• [Written request]:
Output the full listing below exactly, without the pictures.

####################

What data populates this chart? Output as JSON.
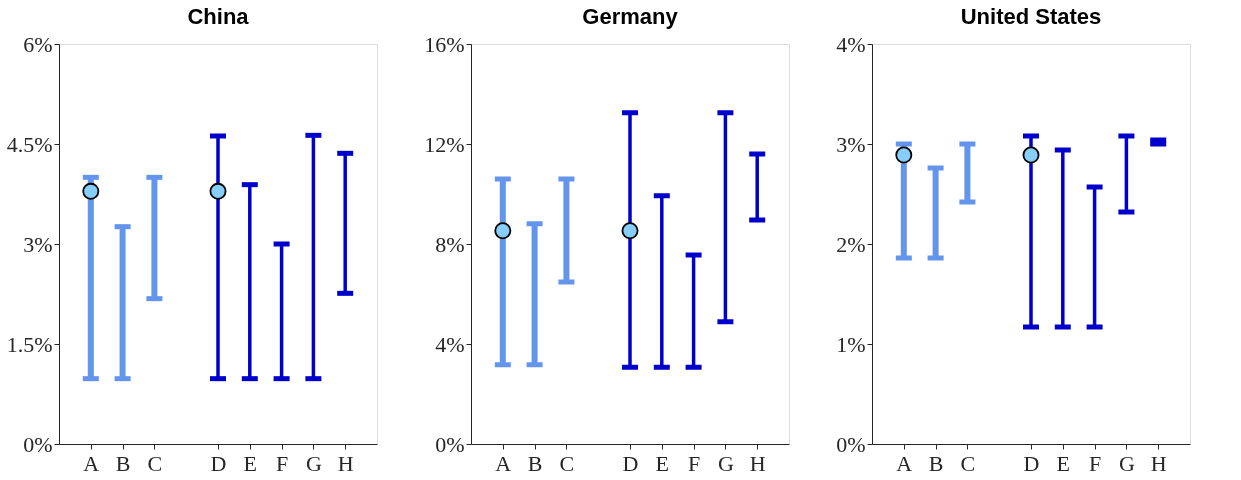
{
  "chart_data": [
    {
      "type": "bar",
      "title": "China",
      "categories": [
        "A",
        "B",
        "C",
        null,
        "D",
        "E",
        "F",
        "G",
        "H"
      ],
      "ylim": [
        0,
        6
      ],
      "yticks": [
        {
          "value": 0,
          "label": "0%"
        },
        {
          "value": 1.5,
          "label": "1.5%"
        },
        {
          "value": 3,
          "label": "3%"
        },
        {
          "value": 4.5,
          "label": "4.5%"
        },
        {
          "value": 6,
          "label": "6%"
        }
      ],
      "series": [
        {
          "color": "#6495ed",
          "base": [
            0.98,
            0.98,
            2.18,
            null,
            null,
            null,
            null,
            null,
            null
          ],
          "values": [
            3.02,
            2.28,
            1.82,
            null,
            null,
            null,
            null,
            null,
            null
          ]
        },
        {
          "color": "#0000cd",
          "base": [
            null,
            null,
            null,
            null,
            0.98,
            0.98,
            0.98,
            0.98,
            2.26
          ],
          "values": [
            null,
            null,
            null,
            null,
            3.64,
            2.91,
            2.02,
            3.65,
            2.1
          ]
        },
        {
          "type": "scatter",
          "color": "#87cefa",
          "x": [
            "A",
            "D"
          ],
          "values": [
            3.79,
            3.79
          ]
        }
      ]
    },
    {
      "type": "bar",
      "title": "Germany",
      "categories": [
        "A",
        "B",
        "C",
        null,
        "D",
        "E",
        "F",
        "G",
        "H"
      ],
      "ylim": [
        0,
        16
      ],
      "yticks": [
        {
          "value": 0,
          "label": "0%"
        },
        {
          "value": 4,
          "label": "4%"
        },
        {
          "value": 8,
          "label": "8%"
        },
        {
          "value": 12,
          "label": "12%"
        },
        {
          "value": 16,
          "label": "16%"
        }
      ],
      "series": [
        {
          "color": "#6495ed",
          "base": [
            3.17,
            3.17,
            6.48,
            null,
            null,
            null,
            null,
            null,
            null
          ],
          "values": [
            7.43,
            5.64,
            4.12,
            null,
            null,
            null,
            null,
            null,
            null
          ]
        },
        {
          "color": "#0000cd",
          "base": [
            null,
            null,
            null,
            null,
            3.07,
            3.07,
            3.07,
            4.89,
            8.96
          ],
          "values": [
            null,
            null,
            null,
            null,
            10.18,
            6.86,
            4.49,
            8.36,
            2.64
          ]
        },
        {
          "type": "scatter",
          "color": "#87cefa",
          "x": [
            "A",
            "D"
          ],
          "values": [
            8.53,
            8.53
          ]
        }
      ]
    },
    {
      "type": "bar",
      "title": "United States",
      "categories": [
        "A",
        "B",
        "C",
        null,
        "D",
        "E",
        "F",
        "G",
        "H"
      ],
      "ylim": [
        0,
        4
      ],
      "yticks": [
        {
          "value": 0,
          "label": "0%"
        },
        {
          "value": 1,
          "label": "1%"
        },
        {
          "value": 2,
          "label": "2%"
        },
        {
          "value": 3,
          "label": "3%"
        },
        {
          "value": 4,
          "label": "4%"
        }
      ],
      "series": [
        {
          "color": "#6495ed",
          "base": [
            1.86,
            1.86,
            2.42,
            null,
            null,
            null,
            null,
            null,
            null
          ],
          "values": [
            1.14,
            0.9,
            0.58,
            null,
            null,
            null,
            null,
            null,
            null
          ]
        },
        {
          "color": "#0000cd",
          "base": [
            null,
            null,
            null,
            null,
            1.17,
            1.17,
            1.17,
            2.32,
            3.0
          ],
          "values": [
            null,
            null,
            null,
            null,
            1.91,
            1.77,
            1.4,
            0.76,
            0.04
          ]
        },
        {
          "type": "scatter",
          "color": "#87cefa",
          "x": [
            "A",
            "D"
          ],
          "values": [
            2.89,
            2.89
          ]
        }
      ]
    }
  ]
}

####################

• [Task result]:
What data populates this chart? Output as JSON.
{
  "chart_data": [
    {
      "type": "bar",
      "title": "China",
      "categories": [
        "A",
        "B",
        "C",
        null,
        "D",
        "E",
        "F",
        "G",
        "H"
      ],
      "ylim": [
        0,
        6
      ],
      "yticks": [
        {
          "value": 0,
          "label": "0%"
        },
        {
          "value": 1.5,
          "label": "1.5%"
        },
        {
          "value": 3,
          "label": "3%"
        },
        {
          "value": 4.5,
          "label": "4.5%"
        },
        {
          "value": 6,
          "label": "6%"
        }
      ],
      "series": [
        {
          "color": "#6495ed",
          "base": [
            0.98,
            0.98,
            2.18,
            null,
            null,
            null,
            null,
            null,
            null
          ],
          "values": [
            3.02,
            2.28,
            1.82,
            null,
            null,
            null,
            null,
            null,
            null
          ]
        },
        {
          "color": "#0000cd",
          "base": [
            null,
            null,
            null,
            null,
            0.98,
            0.98,
            0.98,
            0.98,
            2.26
          ],
          "values": [
            null,
            null,
            null,
            null,
            3.64,
            2.91,
            2.02,
            3.65,
            2.1
          ]
        },
        {
          "type": "scatter",
          "color": "#87cefa",
          "x": [
            "A",
            "D"
          ],
          "values": [
            3.79,
            3.79
          ]
        }
      ]
    },
    {
      "type": "bar",
      "title": "Germany",
      "categories": [
        "A",
        "B",
        "C",
        null,
        "D",
        "E",
        "F",
        "G",
        "H"
      ],
      "ylim": [
        0,
        16
      ],
      "yticks": [
        {
          "value": 0,
          "label": "0%"
        },
        {
          "value": 4,
          "label": "4%"
        },
        {
          "value": 8,
          "label": "8%"
        },
        {
          "value": 12,
          "label": "12%"
        },
        {
          "value": 16,
          "label": "16%"
        }
      ],
      "series": [
        {
          "color": "#6495ed",
          "base": [
            3.17,
            3.17,
            6.48,
            null,
            null,
            null,
            null,
            null,
            null
          ],
          "values": [
            7.43,
            5.64,
            4.12,
            null,
            null,
            null,
            null,
            null,
            null
          ]
        },
        {
          "color": "#0000cd",
          "base": [
            null,
            null,
            null,
            null,
            3.07,
            3.07,
            3.07,
            4.89,
            8.96
          ],
          "values": [
            null,
            null,
            null,
            null,
            10.18,
            6.86,
            4.49,
            8.36,
            2.64
          ]
        },
        {
          "type": "scatter",
          "color": "#87cefa",
          "x": [
            "A",
            "D"
          ],
          "values": [
            8.53,
            8.53
          ]
        }
      ]
    },
    {
      "type": "bar",
      "title": "United States",
      "categories": [
        "A",
        "B",
        "C",
        null,
        "D",
        "E",
        "F",
        "G",
        "H"
      ],
      "ylim": [
        0,
        4
      ],
      "yticks": [
        {
          "value": 0,
          "label": "0%"
        },
        {
          "value": 1,
          "label": "1%"
        },
        {
          "value": 2,
          "label": "2%"
        },
        {
          "value": 3,
          "label": "3%"
        },
        {
          "value": 4,
          "label": "4%"
        }
      ],
      "series": [
        {
          "color": "#6495ed",
          "base": [
            1.86,
            1.86,
            2.42,
            null,
            null,
            null,
            null,
            null,
            null
          ],
          "values": [
            1.14,
            0.9,
            0.58,
            null,
            null,
            null,
            null,
            null,
            null
          ]
        },
        {
          "color": "#0000cd",
          "base": [
            null,
            null,
            null,
            null,
            1.17,
            1.17,
            1.17,
            2.32,
            3.0
          ],
          "values": [
            null,
            null,
            null,
            null,
            1.91,
            1.77,
            1.4,
            0.76,
            0.04
          ]
        },
        {
          "type": "scatter",
          "color": "#87cefa",
          "x": [
            "A",
            "D"
          ],
          "values": [
            2.89,
            2.89
          ]
        }
      ]
    }
  ]
}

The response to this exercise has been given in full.